• [AUSGEWÄHLTER TEXTAUSZUG]
Die Kläger haben ein symbolträchtiges Datum für ihre Frist gewählt. Vor 56 Jahren, am 10. Juni 1944, war die 2. Kompanie des SS-Polizei-Panzergrenadier-Regiments 7 während einer Strafexpedition gegen Widerstandskämpfer in der Nähe von Distomo, einer kleinen Stadt 130 Kilometer nördlich von Athen, in einen Hinterhalt geraten, bei dem sieben deutsche Soldaten ums Leben kamen. Die Rache war gnadenlos. Die gleiche SS-Einheit kehrte in den Ort zurück, sperrte die Bewohner in ihre Häuser ein, tötete in einer »Sühne-Maßnahme« wahllos Frauen und Kinder. 218 Zivilisten wurden insgesamt ermordet.

In Griechenland wusste in der Nachkriegszeit zwar jedes Schulkind von den Kriegsverbrechen von Distomo oder Kalavrita, die Frage der Entschädigung wurde allerdings erst in den neunziger Jahren wieder zu einem öffentlichen Thema. Bis zur Wiedervereinigung hatte Bonn jede Verantwortung mit dem Argument abgelehnt, dass nur eine gesamtdeutsche Regierung weitere Kriegsentschädigungen leisten könne. Die alte BRD habe mit dem Wiedergutmachungsvertrag von 1960 und der damit verbundenen Zahlung von 115 Millionen Mark für alle griechischen NS-Opfer ihren Beitrag schon geleistet. Zudem wurde auf die EU-Mittel für Griechenland verwiesen, die zu einem wesentlichen Teil von Deutschland finanziert worden seien.

Bundespräsident Johannes Rau folgte dieser Ansicht, als er bei seinem diesjährigen offiziellen Griechenlandbesuch allenfalls eine »symbolische Entschädigung« in Aussicht stellte. Bundeskanzler Gerhard Schröder bezeichnete das Thema als »endgültig abgeschlossen«. Griechische Gerichte seien in dieser Frage gar nicht zuständig, da sie nach internationalem Recht keinen anderen Staat wegen Kriegsfolgeschäden verklagen könnten.

Andererseits betrachtet sich auch die deutsche Justiz als nicht zuständig. Klagen griechischer Opfer werden von deutschen Gerichten nicht zugelasssen. So berichtete die linke Zeitung Avgi Mitte Januar von einem in Deutschland lebenden Griechen, der einen Prozess um Entschädigung vor dem Landesgericht Karlsruhe anstrengen wollte. Sein Antrag auf Prozesskostenhilfe wurde jedoch von dem Karlsruher Gericht mit der Begründung zurückgewiesen, dass für diesen Fall schließlich die griechischen Gerichte zuständig seien.

• [ARBEITSAUFTRAG]
Führe den oben stehenden Text über die Entschädigung für das Massaker von Distomo ab seinem letzten Satz fort.

Einträge des Datensatzes:
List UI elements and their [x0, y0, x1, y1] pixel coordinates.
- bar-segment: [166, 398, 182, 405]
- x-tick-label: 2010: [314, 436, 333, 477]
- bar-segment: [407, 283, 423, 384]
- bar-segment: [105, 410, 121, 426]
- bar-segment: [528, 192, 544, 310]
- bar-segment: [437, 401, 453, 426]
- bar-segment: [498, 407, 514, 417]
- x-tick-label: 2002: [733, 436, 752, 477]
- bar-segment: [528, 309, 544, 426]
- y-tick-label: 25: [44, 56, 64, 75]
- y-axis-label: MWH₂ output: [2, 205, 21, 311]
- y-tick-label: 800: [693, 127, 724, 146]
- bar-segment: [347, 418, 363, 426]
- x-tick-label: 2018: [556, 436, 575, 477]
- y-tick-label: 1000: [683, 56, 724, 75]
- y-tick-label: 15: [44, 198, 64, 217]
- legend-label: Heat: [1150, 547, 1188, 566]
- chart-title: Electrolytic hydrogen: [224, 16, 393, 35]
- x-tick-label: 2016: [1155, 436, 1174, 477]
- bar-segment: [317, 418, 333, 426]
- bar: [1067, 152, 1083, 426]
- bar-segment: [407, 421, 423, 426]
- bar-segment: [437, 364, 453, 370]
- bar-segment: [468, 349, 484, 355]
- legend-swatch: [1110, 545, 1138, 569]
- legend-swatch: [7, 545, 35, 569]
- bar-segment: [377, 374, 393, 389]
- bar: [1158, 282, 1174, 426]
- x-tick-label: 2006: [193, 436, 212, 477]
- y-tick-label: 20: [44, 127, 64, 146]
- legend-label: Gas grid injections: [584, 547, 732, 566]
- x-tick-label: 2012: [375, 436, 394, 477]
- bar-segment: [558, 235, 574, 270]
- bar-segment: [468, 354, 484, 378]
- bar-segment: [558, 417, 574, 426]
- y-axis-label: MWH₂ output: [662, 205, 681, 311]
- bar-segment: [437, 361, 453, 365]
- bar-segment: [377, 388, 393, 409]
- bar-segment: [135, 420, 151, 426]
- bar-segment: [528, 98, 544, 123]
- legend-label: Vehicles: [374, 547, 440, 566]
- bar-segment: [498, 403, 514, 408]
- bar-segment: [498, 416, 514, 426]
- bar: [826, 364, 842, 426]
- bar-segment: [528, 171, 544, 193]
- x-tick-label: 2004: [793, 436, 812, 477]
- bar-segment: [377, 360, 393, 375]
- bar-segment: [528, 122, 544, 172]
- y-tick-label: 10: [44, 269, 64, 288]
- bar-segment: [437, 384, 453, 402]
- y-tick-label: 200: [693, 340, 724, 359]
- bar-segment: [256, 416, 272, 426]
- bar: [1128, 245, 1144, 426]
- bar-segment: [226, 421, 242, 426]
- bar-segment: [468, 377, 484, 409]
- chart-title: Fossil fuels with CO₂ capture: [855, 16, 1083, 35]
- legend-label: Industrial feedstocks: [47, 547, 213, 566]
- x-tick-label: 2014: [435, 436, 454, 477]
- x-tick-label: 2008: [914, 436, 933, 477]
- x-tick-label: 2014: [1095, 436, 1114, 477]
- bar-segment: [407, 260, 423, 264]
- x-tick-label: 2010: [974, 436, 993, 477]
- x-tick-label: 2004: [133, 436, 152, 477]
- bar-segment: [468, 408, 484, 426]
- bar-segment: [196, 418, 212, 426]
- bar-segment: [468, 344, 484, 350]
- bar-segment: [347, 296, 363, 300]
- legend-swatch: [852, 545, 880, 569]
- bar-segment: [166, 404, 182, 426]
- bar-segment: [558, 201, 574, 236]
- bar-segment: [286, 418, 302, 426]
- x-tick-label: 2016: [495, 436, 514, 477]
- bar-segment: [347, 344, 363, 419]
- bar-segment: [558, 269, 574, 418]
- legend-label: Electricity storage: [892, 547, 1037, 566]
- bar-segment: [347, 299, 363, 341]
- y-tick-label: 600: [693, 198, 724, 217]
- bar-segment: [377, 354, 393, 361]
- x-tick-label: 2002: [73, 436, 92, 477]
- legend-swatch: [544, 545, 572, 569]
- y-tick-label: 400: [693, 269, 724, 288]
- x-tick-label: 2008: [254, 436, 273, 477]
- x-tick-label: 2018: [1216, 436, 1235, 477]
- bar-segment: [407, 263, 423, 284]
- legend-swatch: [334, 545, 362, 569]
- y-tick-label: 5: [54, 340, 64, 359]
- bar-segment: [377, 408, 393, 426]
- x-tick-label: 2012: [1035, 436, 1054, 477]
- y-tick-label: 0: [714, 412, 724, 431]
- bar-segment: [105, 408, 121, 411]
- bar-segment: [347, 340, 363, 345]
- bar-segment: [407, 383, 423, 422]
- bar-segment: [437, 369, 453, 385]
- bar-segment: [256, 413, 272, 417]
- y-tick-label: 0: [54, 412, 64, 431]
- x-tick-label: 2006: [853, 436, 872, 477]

• [ERGEBNIS]
Das Urteil des Areopag ist daher bahnbrechend für die weitere Entwicklung. Mit großer Mehrheit entschied das Gericht, dass in diesem Falle der Staat Griechenland befugt sei, gegen Deutschland zu prozessieren. Der Oberste Staatsanwalt Panagiotis Dimopoulos hat sich auf das Urteil des Nürnberger Kriegsverbrecher-Tribunals berufen. Demzufolge können von Staaten begangene Straftaten von anderen Staaten dann verfolgt werden, wenn Handlungen vorliegen, die das Internationale Recht verletzten, wie beispielsweise Verbrechen gegen die Menschheit oder Kriegsverbrechen.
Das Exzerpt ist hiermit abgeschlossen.